Look through the data below. Pick out the lines holding the string "user".

Dataset records:
══════════════════════════════
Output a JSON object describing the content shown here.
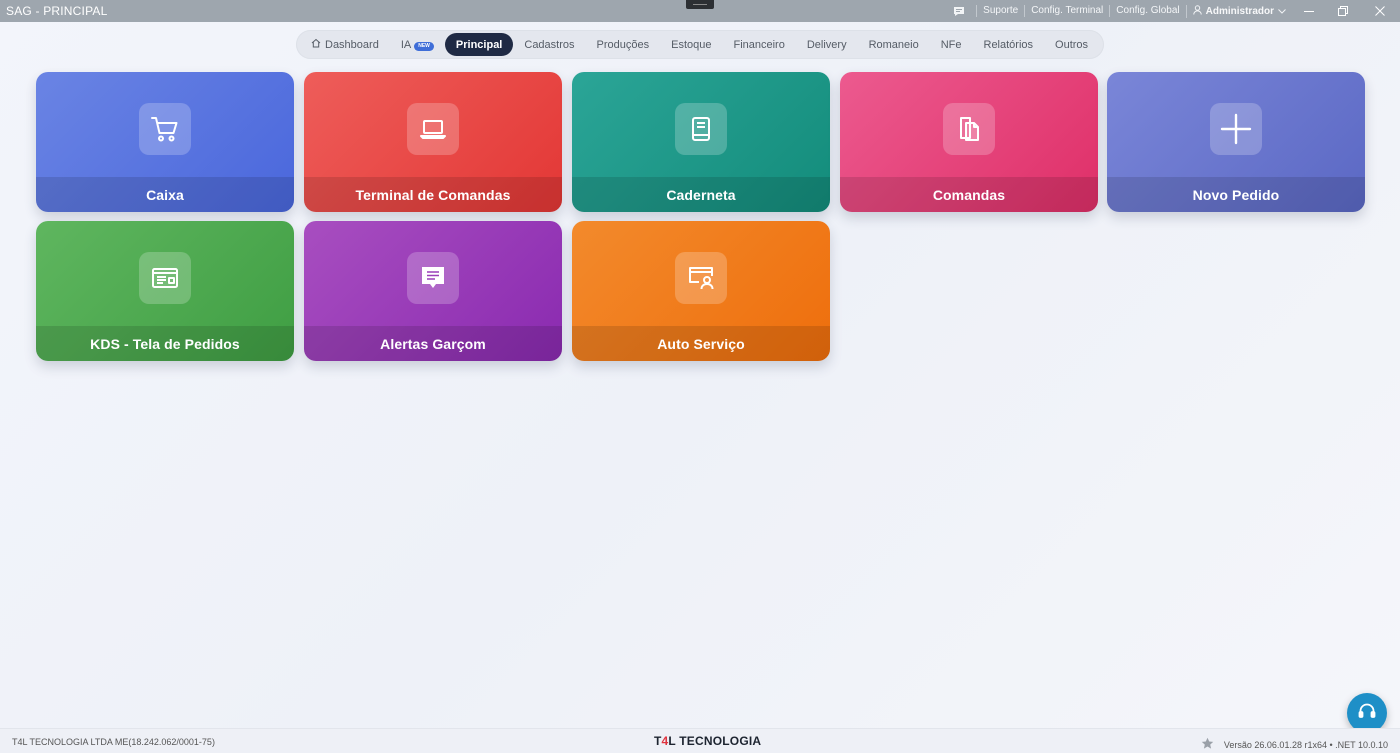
{
  "window": {
    "title": "SAG - PRINCIPAL",
    "links": [
      "Suporte",
      "Config. Terminal",
      "Config. Global"
    ],
    "user": "Administrador"
  },
  "nav": {
    "items": [
      {
        "label": "Dashboard"
      },
      {
        "label": "IA",
        "badge": "NEW"
      },
      {
        "label": "Principal",
        "active": true
      },
      {
        "label": "Cadastros"
      },
      {
        "label": "Produções"
      },
      {
        "label": "Estoque"
      },
      {
        "label": "Financeiro"
      },
      {
        "label": "Delivery"
      },
      {
        "label": "Romaneio"
      },
      {
        "label": "NFe"
      },
      {
        "label": "Relatórios"
      },
      {
        "label": "Outros"
      }
    ]
  },
  "tiles": [
    {
      "label": "Caixa",
      "icon": "cart-icon",
      "color": "#4a67dc"
    },
    {
      "label": "Terminal de Comandas",
      "icon": "laptop-icon",
      "color": "#e33735"
    },
    {
      "label": "Caderneta",
      "icon": "notebook-icon",
      "color": "#138c7b"
    },
    {
      "label": "Comandas",
      "icon": "documents-icon",
      "color": "#df2f68"
    },
    {
      "label": "Novo Pedido",
      "icon": "plus-icon",
      "color": "#5b68c4"
    },
    {
      "label": "KDS - Tela de Pedidos",
      "icon": "display-icon",
      "color": "#3f9e43"
    },
    {
      "label": "Alertas Garçom",
      "icon": "message-icon",
      "color": "#8a2ab0"
    },
    {
      "label": "Auto Serviço",
      "icon": "kiosk-user-icon",
      "color": "#ee6e0c"
    }
  ],
  "footer": {
    "company": "T4L TECNOLOGIA LTDA ME(18.242.062/0001-75)",
    "brand_prefix": "T",
    "brand_accent": "4",
    "brand_rest": "L TECNOLOGIA",
    "version": "Versão 26.06.01.28 r1x64  •  .NET 10.0.10"
  }
}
══════════════════════════════
EXPECTED ANSWER —
    "user": "Administrador"
      "icon": "kiosk-user-icon",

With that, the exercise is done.